SHORT TASK — Repeat the data verbatim.

INPUT MATERIAL —
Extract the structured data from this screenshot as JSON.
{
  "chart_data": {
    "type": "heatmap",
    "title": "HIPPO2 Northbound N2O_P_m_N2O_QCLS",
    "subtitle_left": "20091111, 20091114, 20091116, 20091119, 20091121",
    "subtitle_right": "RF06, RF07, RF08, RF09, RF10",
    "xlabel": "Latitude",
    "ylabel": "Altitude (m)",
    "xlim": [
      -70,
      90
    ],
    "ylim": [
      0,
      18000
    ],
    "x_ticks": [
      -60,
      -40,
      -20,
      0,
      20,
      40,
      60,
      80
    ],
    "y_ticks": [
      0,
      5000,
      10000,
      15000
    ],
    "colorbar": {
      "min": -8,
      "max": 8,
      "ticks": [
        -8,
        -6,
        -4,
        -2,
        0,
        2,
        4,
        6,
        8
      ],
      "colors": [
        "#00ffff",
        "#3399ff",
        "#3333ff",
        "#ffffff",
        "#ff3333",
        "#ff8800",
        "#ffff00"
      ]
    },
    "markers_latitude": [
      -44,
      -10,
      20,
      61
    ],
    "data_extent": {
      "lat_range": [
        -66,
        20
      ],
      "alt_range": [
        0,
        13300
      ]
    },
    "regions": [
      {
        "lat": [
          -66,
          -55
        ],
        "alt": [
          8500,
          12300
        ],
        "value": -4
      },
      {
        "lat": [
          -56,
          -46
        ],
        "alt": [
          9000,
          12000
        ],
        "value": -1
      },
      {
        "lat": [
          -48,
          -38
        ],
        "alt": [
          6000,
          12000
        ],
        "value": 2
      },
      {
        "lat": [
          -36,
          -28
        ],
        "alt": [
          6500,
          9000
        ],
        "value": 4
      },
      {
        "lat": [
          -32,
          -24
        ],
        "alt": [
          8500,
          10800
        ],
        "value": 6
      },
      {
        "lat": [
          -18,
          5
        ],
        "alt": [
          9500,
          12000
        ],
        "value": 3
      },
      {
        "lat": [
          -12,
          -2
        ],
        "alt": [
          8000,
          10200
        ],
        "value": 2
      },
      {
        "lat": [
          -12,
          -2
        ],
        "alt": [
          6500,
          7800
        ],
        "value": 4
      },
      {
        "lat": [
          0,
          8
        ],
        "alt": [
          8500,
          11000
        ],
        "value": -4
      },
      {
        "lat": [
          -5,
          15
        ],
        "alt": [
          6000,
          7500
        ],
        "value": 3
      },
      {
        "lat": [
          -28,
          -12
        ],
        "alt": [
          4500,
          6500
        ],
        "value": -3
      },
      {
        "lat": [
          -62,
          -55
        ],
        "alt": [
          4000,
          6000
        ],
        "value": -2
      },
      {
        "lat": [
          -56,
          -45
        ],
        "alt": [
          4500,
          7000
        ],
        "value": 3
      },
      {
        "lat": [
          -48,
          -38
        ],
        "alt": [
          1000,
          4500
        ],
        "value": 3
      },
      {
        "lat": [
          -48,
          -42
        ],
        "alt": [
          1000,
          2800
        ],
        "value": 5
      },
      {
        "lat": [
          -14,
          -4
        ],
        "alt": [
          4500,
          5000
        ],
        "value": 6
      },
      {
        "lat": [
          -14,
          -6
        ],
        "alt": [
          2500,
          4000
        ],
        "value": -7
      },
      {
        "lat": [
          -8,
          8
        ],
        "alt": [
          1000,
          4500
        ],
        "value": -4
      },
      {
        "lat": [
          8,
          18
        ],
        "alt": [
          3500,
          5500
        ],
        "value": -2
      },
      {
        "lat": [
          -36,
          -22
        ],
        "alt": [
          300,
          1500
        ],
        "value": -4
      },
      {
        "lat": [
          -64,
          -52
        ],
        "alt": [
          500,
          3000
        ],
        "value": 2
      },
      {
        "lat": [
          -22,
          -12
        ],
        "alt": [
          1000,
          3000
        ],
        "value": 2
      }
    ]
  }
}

RESULT OF THIS TASK —
Extract the structured data from this screenshot as JSON.
{
  "chart_data": {
    "type": "heatmap",
    "title": "HIPPO2 Northbound N2O_P_m_N2O_QCLS",
    "subtitle_left": "20091111, 20091114, 20091116, 20091119, 20091121",
    "subtitle_right": "RF06, RF07, RF08, RF09, RF10",
    "xlabel": "Latitude",
    "ylabel": "Altitude (m)",
    "xlim": [
      -70,
      90
    ],
    "ylim": [
      0,
      18000
    ],
    "x_ticks": [
      -60,
      -40,
      -20,
      0,
      20,
      40,
      60,
      80
    ],
    "y_ticks": [
      0,
      5000,
      10000,
      15000
    ],
    "colorbar": {
      "min": -8,
      "max": 8,
      "ticks": [
        -8,
        -6,
        -4,
        -2,
        0,
        2,
        4,
        6,
        8
      ],
      "colors": [
        "#00ffff",
        "#3399ff",
        "#3333ff",
        "#ffffff",
        "#ff3333",
        "#ff8800",
        "#ffff00"
      ]
    },
    "markers_latitude": [
      -44,
      -10,
      20,
      61
    ],
    "data_extent": {
      "lat_range": [
        -66,
        20
      ],
      "alt_range": [
        0,
        13300
      ]
    },
    "regions": [
      {
        "lat": [
          -66,
          -55
        ],
        "alt": [
          8500,
          12300
        ],
        "value": -4
      },
      {
        "lat": [
          -56,
          -46
        ],
        "alt": [
          9000,
          12000
        ],
        "value": -1
      },
      {
        "lat": [
          -48,
          -38
        ],
        "alt": [
          6000,
          12000
        ],
        "value": 2
      },
      {
        "lat": [
          -36,
          -28
        ],
        "alt": [
          6500,
          9000
        ],
        "value": 4
      },
      {
        "lat": [
          -32,
          -24
        ],
        "alt": [
          8500,
          10800
        ],
        "value": 6
      },
      {
        "lat": [
          -18,
          5
        ],
        "alt": [
          9500,
          12000
        ],
        "value": 3
      },
      {
        "lat": [
          -12,
          -2
        ],
        "alt": [
          8000,
          10200
        ],
        "value": 2
      },
      {
        "lat": [
          -12,
          -2
        ],
        "alt": [
          6500,
          7800
        ],
        "value": 4
      },
      {
        "lat": [
          0,
          8
        ],
        "alt": [
          8500,
          11000
        ],
        "value": -4
      },
      {
        "lat": [
          -5,
          15
        ],
        "alt": [
          6000,
          7500
        ],
        "value": 3
      },
      {
        "lat": [
          -28,
          -12
        ],
        "alt": [
          4500,
          6500
        ],
        "value": -3
      },
      {
        "lat": [
          -62,
          -55
        ],
        "alt": [
          4000,
          6000
        ],
        "value": -2
      },
      {
        "lat": [
          -56,
          -45
        ],
        "alt": [
          4500,
          7000
        ],
        "value": 3
      },
      {
        "lat": [
          -48,
          -38
        ],
        "alt": [
          1000,
          4500
        ],
        "value": 3
      },
      {
        "lat": [
          -48,
          -42
        ],
        "alt": [
          1000,
          2800
        ],
        "value": 5
      },
      {
        "lat": [
          -14,
          -4
        ],
        "alt": [
          4500,
          5000
        ],
        "value": 6
      },
      {
        "lat": [
          -14,
          -6
        ],
        "alt": [
          2500,
          4000
        ],
        "value": -7
      },
      {
        "lat": [
          -8,
          8
        ],
        "alt": [
          1000,
          4500
        ],
        "value": -4
      },
      {
        "lat": [
          8,
          18
        ],
        "alt": [
          3500,
          5500
        ],
        "value": -2
      },
      {
        "lat": [
          -36,
          -22
        ],
        "alt": [
          300,
          1500
        ],
        "value": -4
      },
      {
        "lat": [
          -64,
          -52
        ],
        "alt": [
          500,
          3000
        ],
        "value": 2
      },
      {
        "lat": [
          -22,
          -12
        ],
        "alt": [
          1000,
          3000
        ],
        "value": 2
      }
    ]
  }
}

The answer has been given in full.